What you have to do:
Copy every line of the records below where the word "государственной" occurs.

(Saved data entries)
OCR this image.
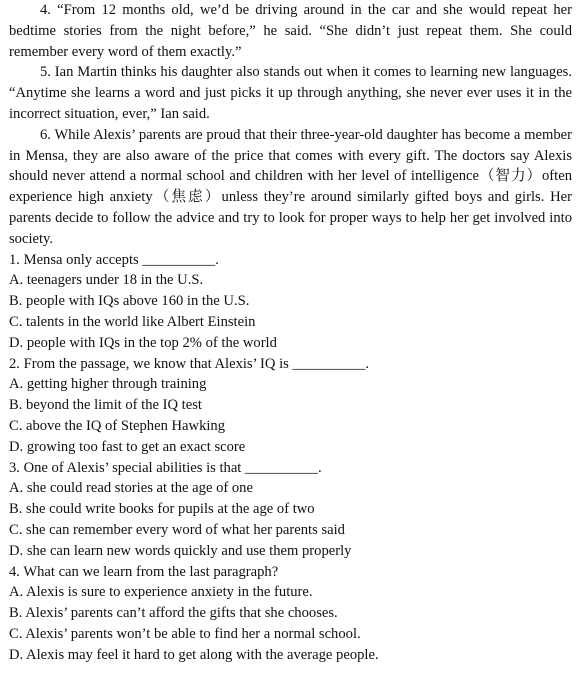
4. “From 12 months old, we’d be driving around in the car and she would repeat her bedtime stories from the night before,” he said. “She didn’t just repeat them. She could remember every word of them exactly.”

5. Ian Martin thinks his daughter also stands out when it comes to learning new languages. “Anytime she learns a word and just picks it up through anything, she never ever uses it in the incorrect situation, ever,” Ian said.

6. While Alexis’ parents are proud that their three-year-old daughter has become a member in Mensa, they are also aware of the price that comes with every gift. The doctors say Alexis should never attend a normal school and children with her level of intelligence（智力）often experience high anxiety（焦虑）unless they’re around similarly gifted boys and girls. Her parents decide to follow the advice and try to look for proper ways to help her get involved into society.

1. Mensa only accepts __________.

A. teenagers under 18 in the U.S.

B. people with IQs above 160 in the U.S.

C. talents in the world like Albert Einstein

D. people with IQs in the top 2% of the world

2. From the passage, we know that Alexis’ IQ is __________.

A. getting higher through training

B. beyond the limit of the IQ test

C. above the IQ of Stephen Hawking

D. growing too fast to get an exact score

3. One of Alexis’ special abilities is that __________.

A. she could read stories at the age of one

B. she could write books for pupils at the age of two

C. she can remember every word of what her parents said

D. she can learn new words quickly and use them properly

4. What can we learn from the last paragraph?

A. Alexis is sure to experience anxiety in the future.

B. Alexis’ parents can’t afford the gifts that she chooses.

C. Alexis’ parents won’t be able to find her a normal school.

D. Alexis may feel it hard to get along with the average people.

---

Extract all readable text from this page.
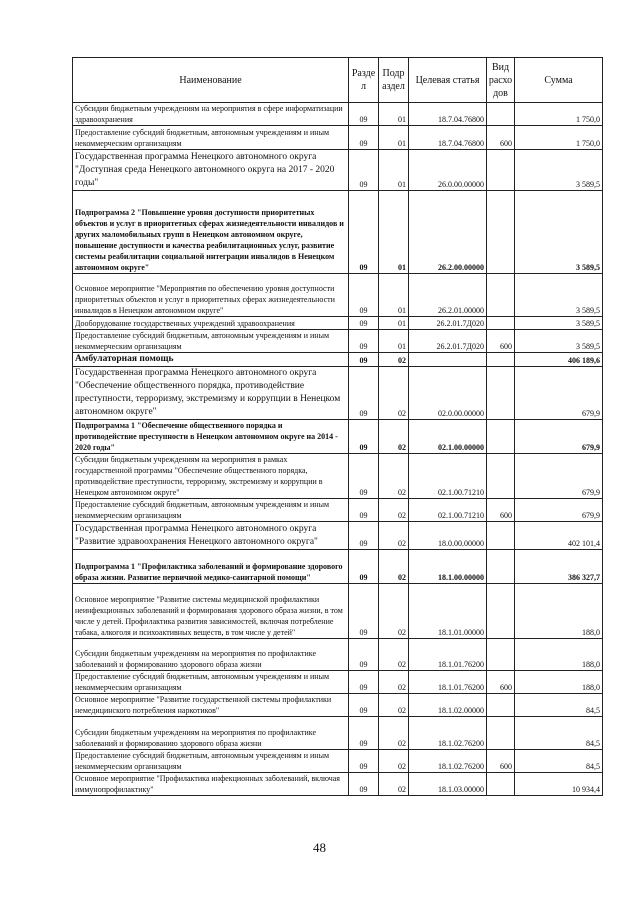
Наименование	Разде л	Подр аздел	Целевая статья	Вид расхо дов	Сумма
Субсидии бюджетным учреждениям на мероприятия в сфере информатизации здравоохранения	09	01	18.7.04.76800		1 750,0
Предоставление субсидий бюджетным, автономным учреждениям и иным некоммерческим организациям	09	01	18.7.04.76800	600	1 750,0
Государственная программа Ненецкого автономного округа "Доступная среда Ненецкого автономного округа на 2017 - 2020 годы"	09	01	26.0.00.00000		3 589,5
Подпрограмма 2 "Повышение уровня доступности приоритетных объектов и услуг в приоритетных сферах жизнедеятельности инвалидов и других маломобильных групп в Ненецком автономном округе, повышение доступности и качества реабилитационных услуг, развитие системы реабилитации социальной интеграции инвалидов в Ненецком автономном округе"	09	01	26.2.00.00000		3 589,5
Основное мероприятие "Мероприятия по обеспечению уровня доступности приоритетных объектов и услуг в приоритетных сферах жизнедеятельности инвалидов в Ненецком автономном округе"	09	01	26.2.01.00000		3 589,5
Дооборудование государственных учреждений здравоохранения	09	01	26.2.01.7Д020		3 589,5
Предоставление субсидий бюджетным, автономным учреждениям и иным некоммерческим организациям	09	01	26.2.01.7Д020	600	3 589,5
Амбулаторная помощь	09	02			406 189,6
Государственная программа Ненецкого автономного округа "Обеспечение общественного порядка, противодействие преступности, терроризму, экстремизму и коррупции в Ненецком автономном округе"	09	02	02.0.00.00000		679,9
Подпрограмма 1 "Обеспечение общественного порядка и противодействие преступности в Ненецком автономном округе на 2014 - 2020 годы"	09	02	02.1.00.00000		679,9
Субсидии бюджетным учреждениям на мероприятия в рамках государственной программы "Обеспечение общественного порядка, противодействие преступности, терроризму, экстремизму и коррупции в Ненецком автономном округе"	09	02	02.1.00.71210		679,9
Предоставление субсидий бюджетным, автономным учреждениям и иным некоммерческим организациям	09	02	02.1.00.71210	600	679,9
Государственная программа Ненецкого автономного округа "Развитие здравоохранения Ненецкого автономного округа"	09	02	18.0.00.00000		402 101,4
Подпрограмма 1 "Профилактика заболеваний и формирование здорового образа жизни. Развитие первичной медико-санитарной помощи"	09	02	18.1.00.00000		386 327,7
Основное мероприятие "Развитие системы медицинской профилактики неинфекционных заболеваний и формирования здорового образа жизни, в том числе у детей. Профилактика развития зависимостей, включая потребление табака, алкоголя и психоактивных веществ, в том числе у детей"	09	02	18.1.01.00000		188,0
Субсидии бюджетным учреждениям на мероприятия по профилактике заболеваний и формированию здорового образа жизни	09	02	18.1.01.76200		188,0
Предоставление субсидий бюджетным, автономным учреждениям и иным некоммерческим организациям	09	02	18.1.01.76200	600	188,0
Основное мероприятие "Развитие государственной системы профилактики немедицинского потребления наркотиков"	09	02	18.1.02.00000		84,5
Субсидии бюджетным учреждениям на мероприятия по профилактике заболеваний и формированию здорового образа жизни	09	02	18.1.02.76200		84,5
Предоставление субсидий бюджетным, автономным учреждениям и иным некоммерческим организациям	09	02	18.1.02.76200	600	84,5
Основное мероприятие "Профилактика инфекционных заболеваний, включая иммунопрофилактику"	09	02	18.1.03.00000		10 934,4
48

The answer:
Субсидии бюджетным учреждениям на мероприятия в рамках государственной программы "Обеспечение общественного порядка, противодействие преступности, терроризму, экстремизму и коррупции в Ненецком автономном округе"	09	02	02.1.00.71210		679,9
Основное мероприятие "Развитие государственной системы профилактики немедицинского потребления наркотиков"	09	02	18.1.02.00000		84,5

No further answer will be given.